-- START OF Extracted data --

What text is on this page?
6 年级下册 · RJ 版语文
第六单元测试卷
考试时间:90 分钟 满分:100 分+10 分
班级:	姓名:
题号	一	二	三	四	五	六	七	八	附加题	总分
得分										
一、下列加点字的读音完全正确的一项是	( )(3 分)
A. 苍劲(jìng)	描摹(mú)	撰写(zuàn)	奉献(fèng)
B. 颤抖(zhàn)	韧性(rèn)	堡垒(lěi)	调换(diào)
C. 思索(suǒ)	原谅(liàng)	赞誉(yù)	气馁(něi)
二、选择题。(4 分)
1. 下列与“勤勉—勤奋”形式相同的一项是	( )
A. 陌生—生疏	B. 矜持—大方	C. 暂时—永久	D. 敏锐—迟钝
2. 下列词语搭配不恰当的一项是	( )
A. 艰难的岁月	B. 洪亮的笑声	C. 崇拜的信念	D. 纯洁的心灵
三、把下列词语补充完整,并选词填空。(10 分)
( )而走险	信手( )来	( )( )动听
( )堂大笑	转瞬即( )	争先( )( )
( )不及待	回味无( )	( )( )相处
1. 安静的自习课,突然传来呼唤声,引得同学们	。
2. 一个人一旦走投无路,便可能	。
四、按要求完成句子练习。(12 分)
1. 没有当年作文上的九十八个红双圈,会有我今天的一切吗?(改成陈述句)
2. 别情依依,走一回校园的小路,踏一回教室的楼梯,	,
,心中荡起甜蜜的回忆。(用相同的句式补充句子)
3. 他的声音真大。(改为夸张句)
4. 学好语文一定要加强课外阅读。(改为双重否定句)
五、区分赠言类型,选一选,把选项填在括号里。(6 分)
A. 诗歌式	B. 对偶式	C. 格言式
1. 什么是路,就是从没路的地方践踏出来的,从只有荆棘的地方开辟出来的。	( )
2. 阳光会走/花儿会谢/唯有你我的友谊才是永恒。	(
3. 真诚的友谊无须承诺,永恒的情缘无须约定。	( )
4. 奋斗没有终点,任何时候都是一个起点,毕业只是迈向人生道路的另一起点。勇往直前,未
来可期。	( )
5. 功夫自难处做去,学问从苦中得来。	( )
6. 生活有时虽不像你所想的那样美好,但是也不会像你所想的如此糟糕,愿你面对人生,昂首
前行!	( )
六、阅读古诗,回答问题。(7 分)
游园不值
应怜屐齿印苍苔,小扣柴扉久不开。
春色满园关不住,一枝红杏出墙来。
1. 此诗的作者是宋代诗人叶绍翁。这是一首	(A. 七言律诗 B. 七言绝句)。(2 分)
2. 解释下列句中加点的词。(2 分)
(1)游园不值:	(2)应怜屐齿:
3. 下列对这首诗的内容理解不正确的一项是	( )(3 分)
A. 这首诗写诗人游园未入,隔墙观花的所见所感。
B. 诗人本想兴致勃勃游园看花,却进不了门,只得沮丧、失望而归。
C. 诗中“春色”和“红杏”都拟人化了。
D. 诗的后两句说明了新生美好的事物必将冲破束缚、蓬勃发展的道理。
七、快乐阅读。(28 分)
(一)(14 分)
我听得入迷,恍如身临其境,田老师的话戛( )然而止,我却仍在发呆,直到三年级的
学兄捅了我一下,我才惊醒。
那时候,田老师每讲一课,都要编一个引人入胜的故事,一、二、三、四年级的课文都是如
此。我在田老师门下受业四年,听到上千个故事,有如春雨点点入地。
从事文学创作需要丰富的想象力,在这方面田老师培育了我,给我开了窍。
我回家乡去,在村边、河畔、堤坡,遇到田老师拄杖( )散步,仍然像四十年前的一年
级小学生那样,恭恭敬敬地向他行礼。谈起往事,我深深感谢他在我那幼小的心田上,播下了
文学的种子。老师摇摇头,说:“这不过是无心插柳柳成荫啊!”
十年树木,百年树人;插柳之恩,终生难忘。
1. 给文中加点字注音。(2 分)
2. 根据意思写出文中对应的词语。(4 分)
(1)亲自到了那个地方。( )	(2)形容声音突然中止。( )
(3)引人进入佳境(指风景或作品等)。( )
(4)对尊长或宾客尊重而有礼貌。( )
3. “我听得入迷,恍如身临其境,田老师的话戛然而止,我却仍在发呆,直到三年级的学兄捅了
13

-- END OF Extracted data --

_Task directions_
Give the data again, exactly as it stands.

_Solved exercise_
What text is on this page?
6 年级下册 · RJ 版语文
第六单元测试卷
考试时间:90 分钟 满分:100 分+10 分
班级:	姓名:
题号	一	二	三	四	五	六	七	八	附加题	总分
得分										
一、下列加点字的读音完全正确的一项是	( )(3 分)
A. 苍劲(jìng)	描摹(mú)	撰写(zuàn)	奉献(fèng)
B. 颤抖(zhàn)	韧性(rèn)	堡垒(lěi)	调换(diào)
C. 思索(suǒ)	原谅(liàng)	赞誉(yù)	气馁(něi)
二、选择题。(4 分)
1. 下列与“勤勉—勤奋”形式相同的一项是	( )
A. 陌生—生疏	B. 矜持—大方	C. 暂时—永久	D. 敏锐—迟钝
2. 下列词语搭配不恰当的一项是	( )
A. 艰难的岁月	B. 洪亮的笑声	C. 崇拜的信念	D. 纯洁的心灵
三、把下列词语补充完整,并选词填空。(10 分)
( )而走险	信手( )来	( )( )动听
( )堂大笑	转瞬即( )	争先( )( )
( )不及待	回味无( )	( )( )相处
1. 安静的自习课,突然传来呼唤声,引得同学们	。
2. 一个人一旦走投无路,便可能	。
四、按要求完成句子练习。(12 分)
1. 没有当年作文上的九十八个红双圈,会有我今天的一切吗?(改成陈述句)
2. 别情依依,走一回校园的小路,踏一回教室的楼梯,	,
,心中荡起甜蜜的回忆。(用相同的句式补充句子)
3. 他的声音真大。(改为夸张句)
4. 学好语文一定要加强课外阅读。(改为双重否定句)
五、区分赠言类型,选一选,把选项填在括号里。(6 分)
A. 诗歌式	B. 对偶式	C. 格言式
1. 什么是路,就是从没路的地方践踏出来的,从只有荆棘的地方开辟出来的。	( )
2. 阳光会走/花儿会谢/唯有你我的友谊才是永恒。	(
3. 真诚的友谊无须承诺,永恒的情缘无须约定。	( )
4. 奋斗没有终点,任何时候都是一个起点,毕业只是迈向人生道路的另一起点。勇往直前,未
来可期。	( )
5. 功夫自难处做去,学问从苦中得来。	( )
6. 生活有时虽不像你所想的那样美好,但是也不会像你所想的如此糟糕,愿你面对人生,昂首
前行!	( )
六、阅读古诗,回答问题。(7 分)
游园不值
应怜屐齿印苍苔,小扣柴扉久不开。
春色满园关不住,一枝红杏出墙来。
1. 此诗的作者是宋代诗人叶绍翁。这是一首	(A. 七言律诗 B. 七言绝句)。(2 分)
2. 解释下列句中加点的词。(2 分)
(1)游园不值:	(2)应怜屐齿:
3. 下列对这首诗的内容理解不正确的一项是	( )(3 分)
A. 这首诗写诗人游园未入,隔墙观花的所见所感。
B. 诗人本想兴致勃勃游园看花,却进不了门,只得沮丧、失望而归。
C. 诗中“春色”和“红杏”都拟人化了。
D. 诗的后两句说明了新生美好的事物必将冲破束缚、蓬勃发展的道理。
七、快乐阅读。(28 分)
(一)(14 分)
我听得入迷,恍如身临其境,田老师的话戛( )然而止,我却仍在发呆,直到三年级的
学兄捅了我一下,我才惊醒。
那时候,田老师每讲一课,都要编一个引人入胜的故事,一、二、三、四年级的课文都是如
此。我在田老师门下受业四年,听到上千个故事,有如春雨点点入地。
从事文学创作需要丰富的想象力,在这方面田老师培育了我,给我开了窍。
我回家乡去,在村边、河畔、堤坡,遇到田老师拄杖( )散步,仍然像四十年前的一年
级小学生那样,恭恭敬敬地向他行礼。谈起往事,我深深感谢他在我那幼小的心田上,播下了
文学的种子。老师摇摇头,说:“这不过是无心插柳柳成荫啊!”
十年树木,百年树人;插柳之恩,终生难忘。
1. 给文中加点字注音。(2 分)
2. 根据意思写出文中对应的词语。(4 分)
(1)亲自到了那个地方。( )	(2)形容声音突然中止。( )
(3)引人进入佳境(指风景或作品等)。( )
(4)对尊长或宾客尊重而有礼貌。( )
3. “我听得入迷,恍如身临其境,田老师的话戛然而止,我却仍在发呆,直到三年级的学兄捅了
13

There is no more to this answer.